[Annotated region listing]
start

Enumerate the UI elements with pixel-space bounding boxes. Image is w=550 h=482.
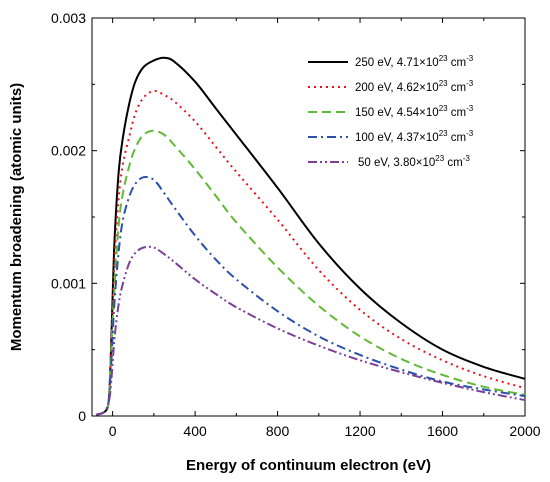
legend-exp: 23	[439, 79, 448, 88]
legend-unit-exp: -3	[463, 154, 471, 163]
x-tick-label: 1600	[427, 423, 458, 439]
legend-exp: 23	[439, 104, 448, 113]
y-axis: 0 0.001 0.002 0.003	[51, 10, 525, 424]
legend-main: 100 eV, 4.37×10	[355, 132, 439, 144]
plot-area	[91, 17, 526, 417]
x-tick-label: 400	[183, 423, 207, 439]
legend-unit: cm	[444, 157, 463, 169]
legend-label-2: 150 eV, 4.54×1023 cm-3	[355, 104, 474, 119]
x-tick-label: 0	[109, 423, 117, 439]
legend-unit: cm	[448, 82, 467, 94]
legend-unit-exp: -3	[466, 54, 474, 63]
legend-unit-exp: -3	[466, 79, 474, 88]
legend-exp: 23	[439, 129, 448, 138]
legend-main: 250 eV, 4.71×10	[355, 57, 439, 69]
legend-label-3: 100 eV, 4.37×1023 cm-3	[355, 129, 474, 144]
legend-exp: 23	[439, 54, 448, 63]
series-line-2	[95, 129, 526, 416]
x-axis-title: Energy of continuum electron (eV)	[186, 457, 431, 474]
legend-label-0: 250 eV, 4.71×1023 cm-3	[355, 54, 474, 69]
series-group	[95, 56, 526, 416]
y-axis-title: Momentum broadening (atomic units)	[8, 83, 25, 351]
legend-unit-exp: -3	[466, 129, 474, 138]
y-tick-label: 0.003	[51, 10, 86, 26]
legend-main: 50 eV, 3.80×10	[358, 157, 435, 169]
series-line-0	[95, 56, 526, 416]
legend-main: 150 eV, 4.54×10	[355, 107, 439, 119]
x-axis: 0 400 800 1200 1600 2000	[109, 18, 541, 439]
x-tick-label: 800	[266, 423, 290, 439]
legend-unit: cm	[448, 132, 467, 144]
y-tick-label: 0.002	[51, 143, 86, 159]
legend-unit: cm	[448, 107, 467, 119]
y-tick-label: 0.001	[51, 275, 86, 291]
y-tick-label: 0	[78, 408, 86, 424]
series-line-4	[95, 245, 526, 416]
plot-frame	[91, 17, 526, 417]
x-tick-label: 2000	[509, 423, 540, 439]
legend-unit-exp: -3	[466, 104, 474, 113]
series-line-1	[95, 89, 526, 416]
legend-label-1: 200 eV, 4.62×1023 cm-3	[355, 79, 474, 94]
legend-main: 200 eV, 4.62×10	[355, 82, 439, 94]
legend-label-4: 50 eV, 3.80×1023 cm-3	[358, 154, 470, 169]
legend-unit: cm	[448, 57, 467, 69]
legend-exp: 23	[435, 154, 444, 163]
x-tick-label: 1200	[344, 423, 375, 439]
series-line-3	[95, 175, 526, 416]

end

SET TASK: Copy the listing above line for line without changing anything, and leave the picture out of your copy.

WRITTEN SOLUTION:
Enumerate the UI elements with pixel-space bounding boxes. Image is w=550 h=482.
legend-exp: 23	[439, 79, 448, 88]
legend-unit-exp: -3	[463, 154, 471, 163]
x-tick-label: 1600	[427, 423, 458, 439]
legend-exp: 23	[439, 104, 448, 113]
y-axis: 0 0.001 0.002 0.003	[51, 10, 525, 424]
legend-main: 100 eV, 4.37×10	[355, 132, 439, 144]
plot-area	[91, 17, 526, 417]
x-tick-label: 400	[183, 423, 207, 439]
legend-unit: cm	[444, 157, 463, 169]
legend-label-2: 150 eV, 4.54×1023 cm-3	[355, 104, 474, 119]
x-tick-label: 0	[109, 423, 117, 439]
legend-unit: cm	[448, 82, 467, 94]
legend-unit-exp: -3	[466, 54, 474, 63]
legend-unit-exp: -3	[466, 79, 474, 88]
legend-exp: 23	[439, 129, 448, 138]
legend-main: 250 eV, 4.71×10	[355, 57, 439, 69]
legend-label-3: 100 eV, 4.37×1023 cm-3	[355, 129, 474, 144]
legend-exp: 23	[439, 54, 448, 63]
series-line-2	[95, 129, 526, 416]
x-axis-title: Energy of continuum electron (eV)	[186, 457, 431, 474]
legend-label-0: 250 eV, 4.71×1023 cm-3	[355, 54, 474, 69]
series-group	[95, 56, 526, 416]
y-axis-title: Momentum broadening (atomic units)	[8, 83, 25, 351]
legend-unit-exp: -3	[466, 129, 474, 138]
y-tick-label: 0.003	[51, 10, 86, 26]
legend-main: 50 eV, 3.80×10	[358, 157, 435, 169]
series-line-0	[95, 56, 526, 416]
legend-main: 150 eV, 4.54×10	[355, 107, 439, 119]
x-axis: 0 400 800 1200 1600 2000	[109, 18, 541, 439]
x-tick-label: 800	[266, 423, 290, 439]
legend-unit: cm	[448, 132, 467, 144]
y-tick-label: 0.002	[51, 143, 86, 159]
legend-unit: cm	[448, 107, 467, 119]
y-tick-label: 0.001	[51, 275, 86, 291]
y-tick-label: 0	[78, 408, 86, 424]
series-line-4	[95, 245, 526, 416]
plot-frame	[91, 17, 526, 417]
x-tick-label: 2000	[509, 423, 540, 439]
legend-unit-exp: -3	[466, 104, 474, 113]
series-line-1	[95, 89, 526, 416]
legend-label-1: 200 eV, 4.62×1023 cm-3	[355, 79, 474, 94]
legend-main: 200 eV, 4.62×10	[355, 82, 439, 94]
legend-label-4: 50 eV, 3.80×1023 cm-3	[358, 154, 470, 169]
legend-unit: cm	[448, 57, 467, 69]
legend-exp: 23	[435, 154, 444, 163]
x-tick-label: 1200	[344, 423, 375, 439]
series-line-3	[95, 175, 526, 416]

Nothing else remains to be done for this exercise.